(Saved entries)
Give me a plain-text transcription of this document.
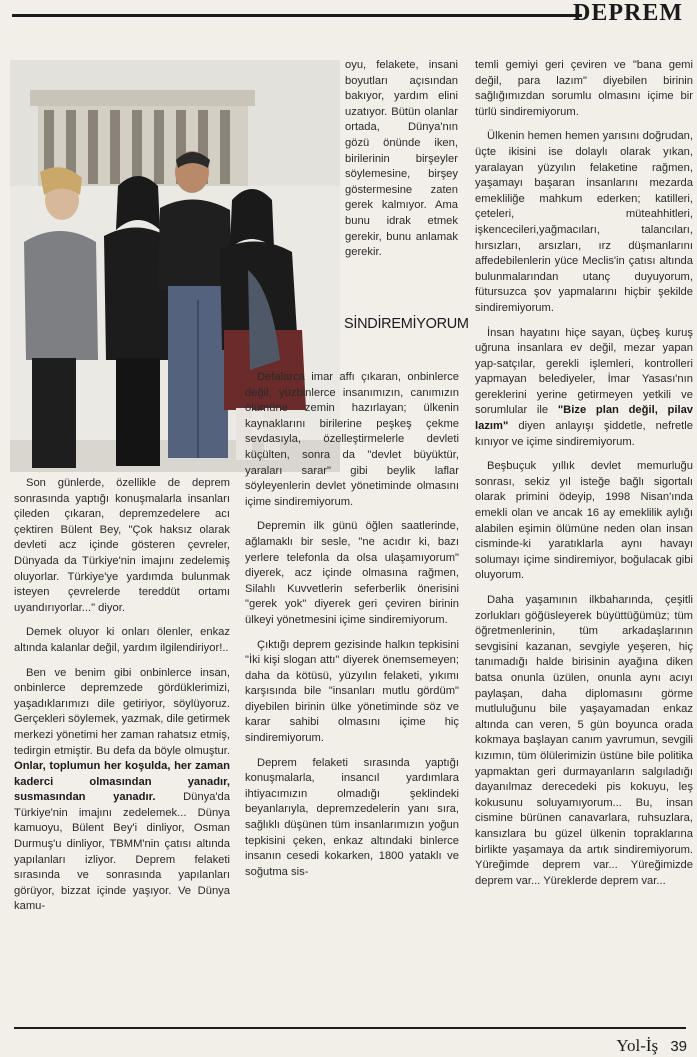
DEPREM

Son günlerde, özellikle de deprem sonrasında yaptığı konuşmalarla insanları çileden çıkaran, depremzedelere acı çektiren Bülent Bey, "Çok haksız olarak devleti acz içinde gösteren çevreler, Dünyada da Türkiye'nin imajını zedelemiş oluyorlar. Türkiye'ye yardımda bulunmak isteyen çevrelerde tereddüt ortamı uyandırıyorlar..." diyor.

Demek oluyor ki onları ölenler, enkaz altında kalanlar değil, yardım ilgilendiriyor!..

Ben ve benim gibi onbinlerce insan, onbinlerce depremzede gördüklerimizi, yaşadıklarımızı dile getiriyor, söylüyoruz. Gerçekleri söylemek, yazmak, dile getirmek merkezi yönetimi her zaman rahatsız etmiş, tedirgin etmiştir. Bu defa da böyle olmuştur. Onlar, toplumun her koşulda, her zaman kaderci olmasından yanadır, susmasından yanadır. Dünya'da Türkiye'nin imajını zedelemek... Dünya kamuoyu, Bülent Bey'i dinliyor, Osman Durmuş'u dinliyor, TBMM'nin çatısı altında yapılanları izliyor. Deprem felaketi sırasında ve sonrasında yapılanları görüyor, bizzat içinde yaşıyor. Ve Dünya kamu-

oyu, felakete, insani boyutları açısından bakıyor, yardım elini uzatıyor. Bütün olanlar ortada, Dünya'nın gözü önünde iken, birilerinin birşeyler söylemesine, birşey göstermesine zaten gerek kalmıyor. Ama bunu idrak etmek gerekir, bunu anlamak gerekir.

SİNDİREMİYORUM

Defalarca imar affı çıkaran, onbinlerce değil, yüzbinlerce insanımızın, canımızın ölümüne zemin hazırlayan; ülkenin kaynaklarını birilerine peşkeş çekme sevdasıyla, özelleştirmelerle devleti küçülten, sonra da "devlet büyüktür, yaraları sarar" gibi beylik laflar söyleyenlerin devlet yönetiminde olmasını içime sindiremiyorum.

Depremin ilk günü öğlen saatlerinde, ağlamaklı bir sesle, "ne acıdır ki, bazı yerlere telefonla da olsa ulaşamıyorum" diyerek, acz içinde olmasına rağmen, Silahlı Kuvvetlerin seferberlik önerisini "gerek yok" diyerek geri çeviren birinin ülkeyi yönetmesini içime sindiremiyorum.

Çıktığı deprem gezisinde halkın tepkisini "İki kişi slogan attı" diyerek önemsemeyen; daha da kötüsü, yüzyılın felaketi, yıkımı karşısında bile "insanları mutlu gördüm" diyebilen birinin ülke yönetiminde söz ve karar sahibi olmasını içime hiç sindiremiyorum.

Deprem felaketi sırasında yaptığı konuşmalarla, insancıl yardımlara ihtiyacımızın olmadığı şeklindeki beyanlarıyla, depremzedelerin yanı sıra, sağlıklı düşünen tüm insanlarımızın yoğun tepkisini çeken, enkaz altındaki binlerce insanın cesedi kokarken, 1800 yataklı ve soğutma sis-

temli gemiyi geri çeviren ve "bana gemi değil, para lazım" diyebilen birinin sağlığımızdan sorumlu olmasını içime bir türlü sindiremiyorum.

Ülkenin hemen hemen yarısını doğrudan, üçte ikisini ise dolaylı olarak yıkan, yaralayan yüzyılın felaketine rağmen, yaşamayı başaran insanlarını mezarda emekliliğe mahkum ederken; katilleri, çeteleri, müteahhitleri, işkencecileri,yağmacıları, talancıları, hırsızları, arsızları, ırz düşmanlarını affedebilenlerin yüce Meclis'in çatısı altında bulunmalarından utanç duyuyorum, fütursuzca şov yapmalarını hiçbir şekilde sindiremiyorum.

İnsan hayatını hiçe sayan, üçbeş kuruş uğruna insanlara ev değil, mezar yapan yap-satçılar, gerekli işlemleri, kontrolleri yapmayan belediyeler, İmar Yasası'nın gereklerini yerine getirmeyen yetkili ve sorumlular ile "Bize plan değil, pilav lazım" diyen anlayışı şiddetle, nefretle kınıyor ve içime sindiremiyorum.

Beşbuçuk yıllık devlet memurluğu sonrası, sekiz yıl isteğe bağlı sigortalı olarak primini ödeyip, 1998 Nisan'ında emekli olan ve ancak 16 ay emeklilik aylığı alabilen eşimin ölümüne neden olan insan cisminde-ki yaratıklarla aynı havayı solumayı içime sindiremiyor, boğulacak gibi oluyorum.

Daha yaşamının ilkbaharında, çeşitli zorlukları göğüsleyerek büyüttüğümüz; tüm öğretmenlerinin, tüm arkadaşlarının sevgisini kazanan, sevgiyle yeşeren, hiç tanımadığı halde birisinin ayağına diken batsa onunla üzülen, onunla aynı acıyı paylaşan, daha diplomasını görme mutluluğunu bile yaşayamadan enkaz altında can veren, 5 gün boyunca orada kokmaya başlayan canım yavrumun, sevgili kızımın, tüm ölülerimizin üstüne bile politika yapmaktan geri durmayanların salgıladığı dayanılmaz derecedeki pis kokuyu, leş kokusunu soluyamıyorum... Bu, insan cismine bürünen canavarlara, ruhsuzlara, kansızlara bu güzel ülkenin topraklarına birlikte yaşamaya da artık sindiremiyorum. Yüreğimde deprem var... Yüreğimizde deprem var... Yüreklerde deprem var...

Yol-İş 39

> **Task description**: Locate the word "ölümüne" in the entries, and copy every line where it is found.

> **Exercise solution**:
Defalarca imar affı çıkaran, onbinlerce değil, yüzbinlerce insanımızın, canımızın ölümüne zemin hazırlayan; ülkenin kaynaklarını birilerine peşkeş çekme sevdasıyla, özelleştirmelerle devleti küçülten, sonra da "devlet büyüktür, yaraları sarar" gibi beylik laflar söyleyenlerin devlet yönetiminde olmasını içime sindiremiyorum.
Beşbuçuk yıllık devlet memurluğu sonrası, sekiz yıl isteğe bağlı sigortalı olarak primini ödeyip, 1998 Nisan'ında emekli olan ve ancak 16 ay emeklilik aylığı alabilen eşimin ölümüne neden olan insan cisminde-ki yaratıklarla aynı havayı solumayı içime sindiremiyor, boğulacak gibi oluyorum.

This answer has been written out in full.